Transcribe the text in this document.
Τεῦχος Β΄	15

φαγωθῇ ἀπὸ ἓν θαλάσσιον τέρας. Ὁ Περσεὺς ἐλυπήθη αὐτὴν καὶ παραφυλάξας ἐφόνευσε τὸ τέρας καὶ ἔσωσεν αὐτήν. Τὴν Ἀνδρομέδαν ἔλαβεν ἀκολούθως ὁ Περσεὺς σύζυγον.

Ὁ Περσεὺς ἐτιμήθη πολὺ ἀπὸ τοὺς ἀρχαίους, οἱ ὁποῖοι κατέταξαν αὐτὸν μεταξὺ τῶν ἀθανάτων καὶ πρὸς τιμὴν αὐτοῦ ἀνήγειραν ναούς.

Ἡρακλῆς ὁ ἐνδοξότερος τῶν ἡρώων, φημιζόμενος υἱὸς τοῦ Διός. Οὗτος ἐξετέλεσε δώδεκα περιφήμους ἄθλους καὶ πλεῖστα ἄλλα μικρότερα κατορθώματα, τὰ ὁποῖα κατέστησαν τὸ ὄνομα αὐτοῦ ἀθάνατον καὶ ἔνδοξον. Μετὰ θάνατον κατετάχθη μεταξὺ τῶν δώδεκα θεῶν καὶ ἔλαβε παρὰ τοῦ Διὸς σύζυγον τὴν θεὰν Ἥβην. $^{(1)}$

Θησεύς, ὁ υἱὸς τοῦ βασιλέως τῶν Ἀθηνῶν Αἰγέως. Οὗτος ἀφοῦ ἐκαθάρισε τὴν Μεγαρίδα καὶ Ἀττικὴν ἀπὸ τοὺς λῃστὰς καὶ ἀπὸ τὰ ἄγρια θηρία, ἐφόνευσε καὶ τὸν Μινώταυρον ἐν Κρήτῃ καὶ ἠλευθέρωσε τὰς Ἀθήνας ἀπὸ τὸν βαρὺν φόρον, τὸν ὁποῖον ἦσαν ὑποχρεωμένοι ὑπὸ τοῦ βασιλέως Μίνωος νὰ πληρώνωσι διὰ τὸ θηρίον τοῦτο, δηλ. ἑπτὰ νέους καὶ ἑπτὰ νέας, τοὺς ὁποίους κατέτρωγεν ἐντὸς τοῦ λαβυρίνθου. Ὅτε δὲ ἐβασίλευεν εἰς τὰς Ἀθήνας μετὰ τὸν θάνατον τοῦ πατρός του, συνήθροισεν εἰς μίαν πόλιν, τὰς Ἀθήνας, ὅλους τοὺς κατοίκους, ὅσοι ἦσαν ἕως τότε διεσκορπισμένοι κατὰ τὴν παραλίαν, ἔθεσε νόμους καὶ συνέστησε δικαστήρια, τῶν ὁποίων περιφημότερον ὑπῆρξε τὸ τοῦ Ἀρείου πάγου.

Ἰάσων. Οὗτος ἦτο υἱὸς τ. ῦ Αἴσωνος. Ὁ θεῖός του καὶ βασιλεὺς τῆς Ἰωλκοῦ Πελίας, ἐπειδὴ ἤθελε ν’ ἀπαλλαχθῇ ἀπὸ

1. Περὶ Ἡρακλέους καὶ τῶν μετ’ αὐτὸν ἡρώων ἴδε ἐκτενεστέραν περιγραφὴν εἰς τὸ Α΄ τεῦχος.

☆ ☆ ☆ ☆ ☆ ☆ ☆

*Exercise requirements*: Make an exact copy of every line in the data.

*Worked answer*:
Transcribe the text in this document.
Τεῦχος Β΄	15

φαγωθῇ ἀπὸ ἓν θαλάσσιον τέρας. Ὁ Περσεὺς ἐλυπήθη αὐτὴν καὶ παραφυλάξας ἐφόνευσε τὸ τέρας καὶ ἔσωσεν αὐτήν. Τὴν Ἀνδρομέδαν ἔλαβεν ἀκολούθως ὁ Περσεὺς σύζυγον.

Ὁ Περσεὺς ἐτιμήθη πολὺ ἀπὸ τοὺς ἀρχαίους, οἱ ὁποῖοι κατέταξαν αὐτὸν μεταξὺ τῶν ἀθανάτων καὶ πρὸς τιμὴν αὐτοῦ ἀνήγειραν ναούς.

Ἡρακλῆς ὁ ἐνδοξότερος τῶν ἡρώων, φημιζόμενος υἱὸς τοῦ Διός. Οὗτος ἐξετέλεσε δώδεκα περιφήμους ἄθλους καὶ πλεῖστα ἄλλα μικρότερα κατορθώματα, τὰ ὁποῖα κατέστησαν τὸ ὄνομα αὐτοῦ ἀθάνατον καὶ ἔνδοξον. Μετὰ θάνατον κατετάχθη μεταξὺ τῶν δώδεκα θεῶν καὶ ἔλαβε παρὰ τοῦ Διὸς σύζυγον τὴν θεὰν Ἥβην. $^{(1)}$

Θησεύς, ὁ υἱὸς τοῦ βασιλέως τῶν Ἀθηνῶν Αἰγέως. Οὗτος ἀφοῦ ἐκαθάρισε τὴν Μεγαρίδα καὶ Ἀττικὴν ἀπὸ τοὺς λῃστὰς καὶ ἀπὸ τὰ ἄγρια θηρία, ἐφόνευσε καὶ τὸν Μινώταυρον ἐν Κρήτῃ καὶ ἠλευθέρωσε τὰς Ἀθήνας ἀπὸ τὸν βαρὺν φόρον, τὸν ὁποῖον ἦσαν ὑποχρεωμένοι ὑπὸ τοῦ βασιλέως Μίνωος νὰ πληρώνωσι διὰ τὸ θηρίον τοῦτο, δηλ. ἑπτὰ νέους καὶ ἑπτὰ νέας, τοὺς ὁποίους κατέτρωγεν ἐντὸς τοῦ λαβυρίνθου. Ὅτε δὲ ἐβασίλευεν εἰς τὰς Ἀθήνας μετὰ τὸν θάνατον τοῦ πατρός του, συνήθροισεν εἰς μίαν πόλιν, τὰς Ἀθήνας, ὅλους τοὺς κατοίκους, ὅσοι ἦσαν ἕως τότε διεσκορπισμένοι κατὰ τὴν παραλίαν, ἔθεσε νόμους καὶ συνέστησε δικαστήρια, τῶν ὁποίων περιφημότερον ὑπῆρξε τὸ τοῦ Ἀρείου πάγου.

Ἰάσων. Οὗτος ἦτο υἱὸς τ. ῦ Αἴσωνος. Ὁ θεῖός του καὶ βασιλεὺς τῆς Ἰωλκοῦ Πελίας, ἐπειδὴ ἤθελε ν’ ἀπαλλαχθῇ ἀπὸ

1. Περὶ Ἡρακλέους καὶ τῶν μετ’ αὐτὸν ἡρώων ἴδε ἐκτενεστέραν περιγραφὴν εἰς τὸ Α΄ τεῦχος.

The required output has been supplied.